Copy every entry word for word, but skip the pictures.

═════ Data excerpts ═════

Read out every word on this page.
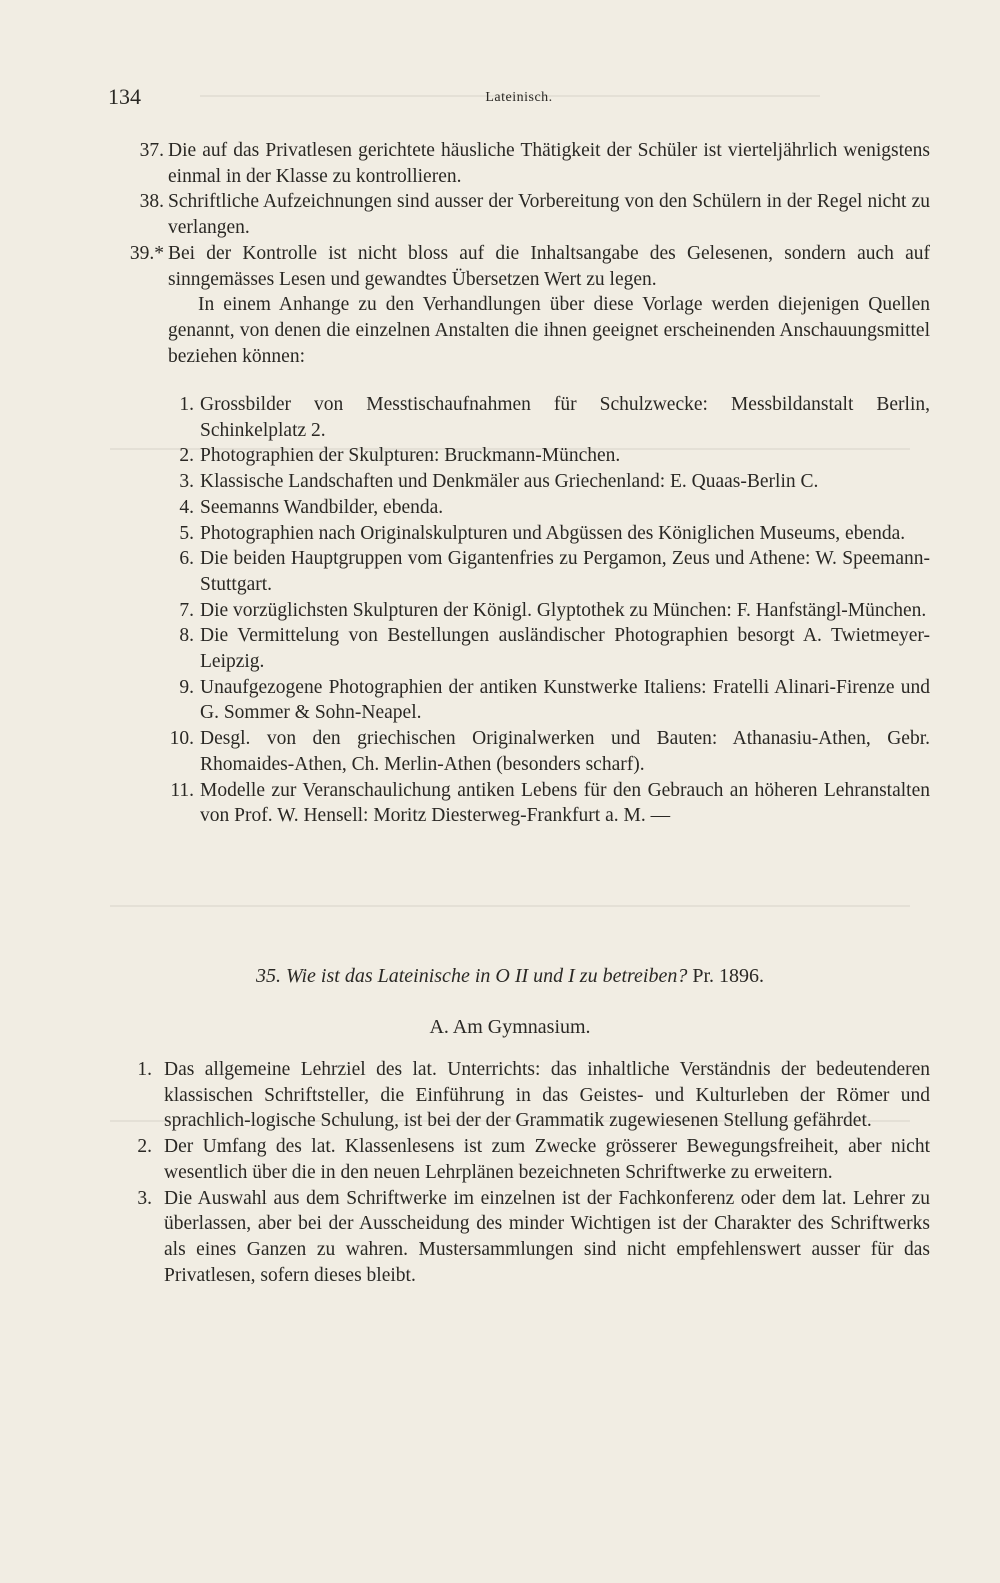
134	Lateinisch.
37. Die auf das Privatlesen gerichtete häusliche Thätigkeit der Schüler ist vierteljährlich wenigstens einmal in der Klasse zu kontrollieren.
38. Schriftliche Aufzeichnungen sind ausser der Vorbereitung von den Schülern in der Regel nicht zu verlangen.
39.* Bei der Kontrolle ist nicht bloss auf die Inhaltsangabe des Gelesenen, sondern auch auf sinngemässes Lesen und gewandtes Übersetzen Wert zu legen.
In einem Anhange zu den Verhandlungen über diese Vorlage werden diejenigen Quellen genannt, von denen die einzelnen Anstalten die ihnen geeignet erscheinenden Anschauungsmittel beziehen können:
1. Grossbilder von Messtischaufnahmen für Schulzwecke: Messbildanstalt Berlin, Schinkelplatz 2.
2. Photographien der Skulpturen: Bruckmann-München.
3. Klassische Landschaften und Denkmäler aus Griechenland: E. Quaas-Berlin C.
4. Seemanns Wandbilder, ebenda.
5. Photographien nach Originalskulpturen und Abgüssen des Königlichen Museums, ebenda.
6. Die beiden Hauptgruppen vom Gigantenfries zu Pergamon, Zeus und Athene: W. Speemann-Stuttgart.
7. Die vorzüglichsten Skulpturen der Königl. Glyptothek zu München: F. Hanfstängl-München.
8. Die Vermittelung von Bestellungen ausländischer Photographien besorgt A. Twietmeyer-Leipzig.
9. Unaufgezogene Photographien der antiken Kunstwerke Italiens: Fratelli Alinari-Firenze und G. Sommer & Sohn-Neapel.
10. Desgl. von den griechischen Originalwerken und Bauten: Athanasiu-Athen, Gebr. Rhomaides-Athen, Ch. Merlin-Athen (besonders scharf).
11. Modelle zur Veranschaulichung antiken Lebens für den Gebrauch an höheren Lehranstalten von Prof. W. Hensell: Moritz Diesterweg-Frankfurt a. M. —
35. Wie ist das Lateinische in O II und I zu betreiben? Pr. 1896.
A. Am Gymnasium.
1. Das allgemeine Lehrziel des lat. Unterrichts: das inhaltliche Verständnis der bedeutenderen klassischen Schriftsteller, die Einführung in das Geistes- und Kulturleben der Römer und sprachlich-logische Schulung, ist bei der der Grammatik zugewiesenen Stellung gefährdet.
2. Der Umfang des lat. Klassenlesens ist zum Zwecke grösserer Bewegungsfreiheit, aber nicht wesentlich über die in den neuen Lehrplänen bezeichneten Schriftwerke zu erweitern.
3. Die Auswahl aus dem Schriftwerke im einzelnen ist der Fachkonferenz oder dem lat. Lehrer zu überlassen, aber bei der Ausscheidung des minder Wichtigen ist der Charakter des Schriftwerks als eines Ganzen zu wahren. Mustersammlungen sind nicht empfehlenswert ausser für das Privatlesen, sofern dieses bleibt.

═════

▶ [Task answer]:
Read out every word on this page.
134	Lateinisch.
37. Die auf das Privatlesen gerichtete häusliche Thätigkeit der Schüler ist vierteljährlich wenigstens einmal in der Klasse zu kontrollieren.
38. Schriftliche Aufzeichnungen sind ausser der Vorbereitung von den Schülern in der Regel nicht zu verlangen.
39.* Bei der Kontrolle ist nicht bloss auf die Inhaltsangabe des Gelesenen, sondern auch auf sinngemässes Lesen und gewandtes Übersetzen Wert zu legen.
In einem Anhange zu den Verhandlungen über diese Vorlage werden diejenigen Quellen genannt, von denen die einzelnen Anstalten die ihnen geeignet erscheinenden Anschauungsmittel beziehen können:
1. Grossbilder von Messtischaufnahmen für Schulzwecke: Messbildanstalt Berlin, Schinkelplatz 2.
2. Photographien der Skulpturen: Bruckmann-München.
3. Klassische Landschaften und Denkmäler aus Griechenland: E. Quaas-Berlin C.
4. Seemanns Wandbilder, ebenda.
5. Photographien nach Originalskulpturen und Abgüssen des Königlichen Museums, ebenda.
6. Die beiden Hauptgruppen vom Gigantenfries zu Pergamon, Zeus und Athene: W. Speemann-Stuttgart.
7. Die vorzüglichsten Skulpturen der Königl. Glyptothek zu München: F. Hanfstängl-München.
8. Die Vermittelung von Bestellungen ausländischer Photographien besorgt A. Twietmeyer-Leipzig.
9. Unaufgezogene Photographien der antiken Kunstwerke Italiens: Fratelli Alinari-Firenze und G. Sommer & Sohn-Neapel.
10. Desgl. von den griechischen Originalwerken und Bauten: Athanasiu-Athen, Gebr. Rhomaides-Athen, Ch. Merlin-Athen (besonders scharf).
11. Modelle zur Veranschaulichung antiken Lebens für den Gebrauch an höheren Lehranstalten von Prof. W. Hensell: Moritz Diesterweg-Frankfurt a. M. —
35. Wie ist das Lateinische in O II und I zu betreiben? Pr. 1896.
A. Am Gymnasium.
1. Das allgemeine Lehrziel des lat. Unterrichts: das inhaltliche Verständnis der bedeutenderen klassischen Schriftsteller, die Einführung in das Geistes- und Kulturleben der Römer und sprachlich-logische Schulung, ist bei der der Grammatik zugewiesenen Stellung gefährdet.
2. Der Umfang des lat. Klassenlesens ist zum Zwecke grösserer Bewegungsfreiheit, aber nicht wesentlich über die in den neuen Lehrplänen bezeichneten Schriftwerke zu erweitern.
3. Die Auswahl aus dem Schriftwerke im einzelnen ist der Fachkonferenz oder dem lat. Lehrer zu überlassen, aber bei der Ausscheidung des minder Wichtigen ist der Charakter des Schriftwerks als eines Ganzen zu wahren. Mustersammlungen sind nicht empfehlenswert ausser für das Privatlesen, sofern dieses bleibt.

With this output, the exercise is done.